_EXERCISE OBJECTIVE_: Copy the data that follows, character for character, minus the pictures.

::: INPUT FOR THIS TASK

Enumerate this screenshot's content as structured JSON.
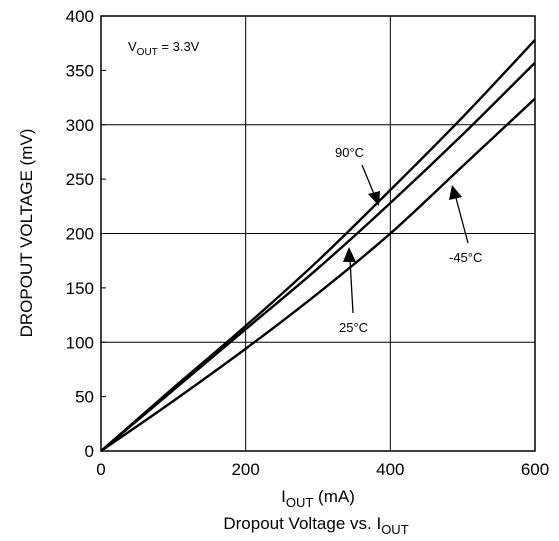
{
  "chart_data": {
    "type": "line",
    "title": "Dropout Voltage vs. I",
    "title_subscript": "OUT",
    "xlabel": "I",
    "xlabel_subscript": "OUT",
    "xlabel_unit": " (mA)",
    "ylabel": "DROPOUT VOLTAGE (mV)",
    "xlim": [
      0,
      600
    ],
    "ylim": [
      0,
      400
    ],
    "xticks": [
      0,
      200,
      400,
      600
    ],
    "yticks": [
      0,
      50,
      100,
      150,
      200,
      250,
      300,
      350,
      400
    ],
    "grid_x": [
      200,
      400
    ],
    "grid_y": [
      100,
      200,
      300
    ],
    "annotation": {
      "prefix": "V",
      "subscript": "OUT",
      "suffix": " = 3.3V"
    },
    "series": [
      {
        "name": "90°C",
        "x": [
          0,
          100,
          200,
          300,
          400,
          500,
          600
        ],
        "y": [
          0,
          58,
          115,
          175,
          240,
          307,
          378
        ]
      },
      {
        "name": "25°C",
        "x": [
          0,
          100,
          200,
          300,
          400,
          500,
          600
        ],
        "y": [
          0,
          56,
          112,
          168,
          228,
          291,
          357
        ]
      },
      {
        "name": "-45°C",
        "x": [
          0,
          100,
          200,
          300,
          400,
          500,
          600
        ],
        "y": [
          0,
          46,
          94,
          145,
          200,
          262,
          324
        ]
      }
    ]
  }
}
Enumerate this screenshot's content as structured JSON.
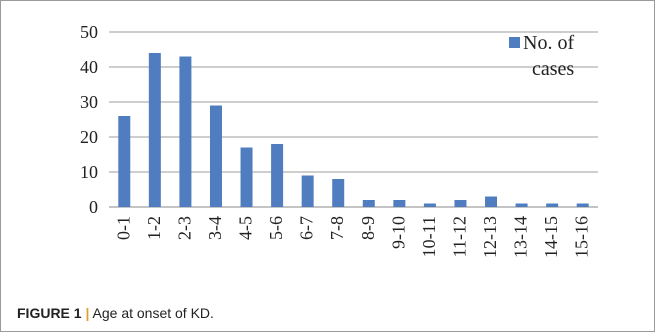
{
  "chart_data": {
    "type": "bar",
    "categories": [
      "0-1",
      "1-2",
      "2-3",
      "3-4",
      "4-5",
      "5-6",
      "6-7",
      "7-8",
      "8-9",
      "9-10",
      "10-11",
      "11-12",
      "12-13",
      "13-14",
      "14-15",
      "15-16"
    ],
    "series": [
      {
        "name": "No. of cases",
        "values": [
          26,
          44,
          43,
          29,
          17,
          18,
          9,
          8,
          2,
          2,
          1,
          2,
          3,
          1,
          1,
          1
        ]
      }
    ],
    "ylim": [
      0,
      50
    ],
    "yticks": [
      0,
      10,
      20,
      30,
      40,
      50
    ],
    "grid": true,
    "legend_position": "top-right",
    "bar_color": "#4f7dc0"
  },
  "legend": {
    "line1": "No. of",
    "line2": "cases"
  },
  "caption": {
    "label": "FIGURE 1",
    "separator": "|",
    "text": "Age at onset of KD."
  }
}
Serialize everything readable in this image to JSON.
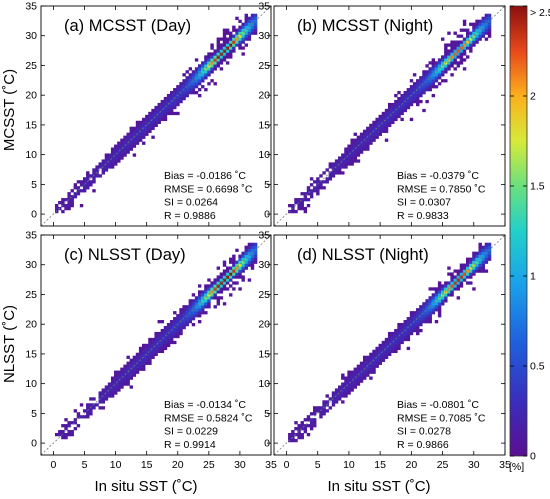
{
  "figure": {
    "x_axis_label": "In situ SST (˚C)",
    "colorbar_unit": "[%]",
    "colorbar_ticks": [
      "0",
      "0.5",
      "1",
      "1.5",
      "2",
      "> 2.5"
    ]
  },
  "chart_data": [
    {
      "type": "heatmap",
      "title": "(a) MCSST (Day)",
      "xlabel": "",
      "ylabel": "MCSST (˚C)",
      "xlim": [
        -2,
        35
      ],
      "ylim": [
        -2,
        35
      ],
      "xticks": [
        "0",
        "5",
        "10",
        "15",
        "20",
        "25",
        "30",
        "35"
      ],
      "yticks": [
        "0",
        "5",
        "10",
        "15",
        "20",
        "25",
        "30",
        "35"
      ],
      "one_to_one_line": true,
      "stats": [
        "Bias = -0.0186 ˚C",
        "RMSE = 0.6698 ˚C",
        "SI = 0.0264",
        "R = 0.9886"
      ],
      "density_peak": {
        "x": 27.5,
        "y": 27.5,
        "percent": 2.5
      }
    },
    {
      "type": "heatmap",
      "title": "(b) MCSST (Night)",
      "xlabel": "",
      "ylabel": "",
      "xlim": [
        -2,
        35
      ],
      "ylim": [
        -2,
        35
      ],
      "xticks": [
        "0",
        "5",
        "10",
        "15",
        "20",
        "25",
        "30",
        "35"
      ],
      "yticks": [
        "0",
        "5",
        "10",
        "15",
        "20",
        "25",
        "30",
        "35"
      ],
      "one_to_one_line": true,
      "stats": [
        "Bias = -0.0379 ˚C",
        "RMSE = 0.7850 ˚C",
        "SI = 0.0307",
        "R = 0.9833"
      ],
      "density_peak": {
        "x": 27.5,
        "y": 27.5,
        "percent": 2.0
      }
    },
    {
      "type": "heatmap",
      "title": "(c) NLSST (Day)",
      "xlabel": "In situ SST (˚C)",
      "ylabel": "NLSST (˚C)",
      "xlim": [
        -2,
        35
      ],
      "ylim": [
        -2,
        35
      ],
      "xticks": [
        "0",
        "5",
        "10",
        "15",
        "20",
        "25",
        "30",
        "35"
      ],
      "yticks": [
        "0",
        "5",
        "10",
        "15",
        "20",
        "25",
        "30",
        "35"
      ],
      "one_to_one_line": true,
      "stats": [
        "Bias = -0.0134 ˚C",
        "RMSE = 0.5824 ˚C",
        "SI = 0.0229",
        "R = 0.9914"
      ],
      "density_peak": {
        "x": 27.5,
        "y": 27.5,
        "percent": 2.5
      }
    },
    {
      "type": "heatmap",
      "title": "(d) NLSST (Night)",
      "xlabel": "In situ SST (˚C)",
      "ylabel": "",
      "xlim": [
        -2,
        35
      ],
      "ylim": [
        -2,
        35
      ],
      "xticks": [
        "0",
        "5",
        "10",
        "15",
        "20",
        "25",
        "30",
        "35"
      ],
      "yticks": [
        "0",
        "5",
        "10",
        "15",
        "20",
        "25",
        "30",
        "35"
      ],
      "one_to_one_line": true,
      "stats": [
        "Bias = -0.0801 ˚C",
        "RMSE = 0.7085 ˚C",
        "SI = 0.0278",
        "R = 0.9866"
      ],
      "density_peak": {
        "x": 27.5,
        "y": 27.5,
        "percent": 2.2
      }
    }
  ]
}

::::::

_FINISHED ANSWER_:
Enumerate this screenshot's content as structured JSON.
{
  "chart_data": {
    "type": "line",
    "title": "Dropout Voltage vs. I",
    "title_subscript": "OUT",
    "xlabel": "I",
    "xlabel_subscript": "OUT",
    "xlabel_unit": " (mA)",
    "ylabel": "DROPOUT VOLTAGE (mV)",
    "xlim": [
      0,
      600
    ],
    "ylim": [
      0,
      400
    ],
    "xticks": [
      0,
      200,
      400,
      600
    ],
    "yticks": [
      0,
      50,
      100,
      150,
      200,
      250,
      300,
      350,
      400
    ],
    "grid_x": [
      200,
      400
    ],
    "grid_y": [
      100,
      200,
      300
    ],
    "annotation": {
      "prefix": "V",
      "subscript": "OUT",
      "suffix": " = 3.3V"
    },
    "series": [
      {
        "name": "90°C",
        "x": [
          0,
          100,
          200,
          300,
          400,
          500,
          600
        ],
        "y": [
          0,
          58,
          115,
          175,
          240,
          307,
          378
        ]
      },
      {
        "name": "25°C",
        "x": [
          0,
          100,
          200,
          300,
          400,
          500,
          600
        ],
        "y": [
          0,
          56,
          112,
          168,
          228,
          291,
          357
        ]
      },
      {
        "name": "-45°C",
        "x": [
          0,
          100,
          200,
          300,
          400,
          500,
          600
        ],
        "y": [
          0,
          46,
          94,
          145,
          200,
          262,
          324
        ]
      }
    ]
  }
}
Enumerate this screenshot's content as structured JSON.
{
  "chart_data": {
    "type": "bar",
    "categories": [
      "0-1",
      "1-2",
      "2-3",
      "3-4",
      "4-5",
      "5-6",
      "6-7",
      "7-8",
      "8-9",
      "9-10",
      "10-11",
      "11-12",
      "12-13",
      "13-14",
      "14-15",
      "15-16"
    ],
    "series": [
      {
        "name": "No. of cases",
        "values": [
          26,
          44,
          43,
          29,
          17,
          18,
          9,
          8,
          2,
          2,
          1,
          2,
          3,
          1,
          1,
          1
        ]
      }
    ],
    "ylim": [
      0,
      50
    ],
    "yticks": [
      0,
      10,
      20,
      30,
      40,
      50
    ],
    "grid": true,
    "legend_position": "top-right",
    "bar_color": "#4f7dc0"
  },
  "legend": {
    "line1": "No. of",
    "line2": "cases"
  },
  "caption": {
    "label": "FIGURE 1",
    "separator": "|",
    "text": "Age at onset of KD."
  }
}
Serialize everything readable in this image to JSON.
{
  "figure": {
    "x_axis_label": "In situ SST (˚C)",
    "colorbar_unit": "[%]",
    "colorbar_ticks": [
      "0",
      "0.5",
      "1",
      "1.5",
      "2",
      "> 2.5"
    ]
  },
  "chart_data": [
    {
      "type": "heatmap",
      "title": "(a) MCSST (Day)",
      "xlabel": "",
      "ylabel": "MCSST (˚C)",
      "xlim": [
        -2,
        35
      ],
      "ylim": [
        -2,
        35
      ],
      "xticks": [
        "0",
        "5",
        "10",
        "15",
        "20",
        "25",
        "30",
        "35"
      ],
      "yticks": [
        "0",
        "5",
        "10",
        "15",
        "20",
        "25",
        "30",
        "35"
      ],
      "one_to_one_line": true,
      "stats": [
        "Bias = -0.0186 ˚C",
        "RMSE = 0.6698 ˚C",
        "SI = 0.0264",
        "R = 0.9886"
      ],
      "density_peak": {
        "x": 27.5,
        "y": 27.5,
        "percent": 2.5
      }
    },
    {
      "type": "heatmap",
      "title": "(b) MCSST (Night)",
      "xlabel": "",
      "ylabel": "",
      "xlim": [
        -2,
        35
      ],
      "ylim": [
        -2,
        35
      ],
      "xticks": [
        "0",
        "5",
        "10",
        "15",
        "20",
        "25",
        "30",
        "35"
      ],
      "yticks": [
        "0",
        "5",
        "10",
        "15",
        "20",
        "25",
        "30",
        "35"
      ],
      "one_to_one_line": true,
      "stats": [
        "Bias = -0.0379 ˚C",
        "RMSE = 0.7850 ˚C",
        "SI = 0.0307",
        "R = 0.9833"
      ],
      "density_peak": {
        "x": 27.5,
        "y": 27.5,
        "percent": 2.0
      }
    },
    {
      "type": "heatmap",
      "title": "(c) NLSST (Day)",
      "xlabel": "In situ SST (˚C)",
      "ylabel": "NLSST (˚C)",
      "xlim": [
        -2,
        35
      ],
      "ylim": [
        -2,
        35
      ],
      "xticks": [
        "0",
        "5",
        "10",
        "15",
        "20",
        "25",
        "30",
        "35"
      ],
      "yticks": [
        "0",
        "5",
        "10",
        "15",
        "20",
        "25",
        "30",
        "35"
      ],
      "one_to_one_line": true,
      "stats": [
        "Bias = -0.0134 ˚C",
        "RMSE = 0.5824 ˚C",
        "SI = 0.0229",
        "R = 0.9914"
      ],
      "density_peak": {
        "x": 27.5,
        "y": 27.5,
        "percent": 2.5
      }
    },
    {
      "type": "heatmap",
      "title": "(d) NLSST (Night)",
      "xlabel": "In situ SST (˚C)",
      "ylabel": "",
      "xlim": [
        -2,
        35
      ],
      "ylim": [
        -2,
        35
      ],
      "xticks": [
        "0",
        "5",
        "10",
        "15",
        "20",
        "25",
        "30",
        "35"
      ],
      "yticks": [
        "0",
        "5",
        "10",
        "15",
        "20",
        "25",
        "30",
        "35"
      ],
      "one_to_one_line": true,
      "stats": [
        "Bias = -0.0801 ˚C",
        "RMSE = 0.7085 ˚C",
        "SI = 0.0278",
        "R = 0.9866"
      ],
      "density_peak": {
        "x": 27.5,
        "y": 27.5,
        "percent": 2.2
      }
    }
  ]
}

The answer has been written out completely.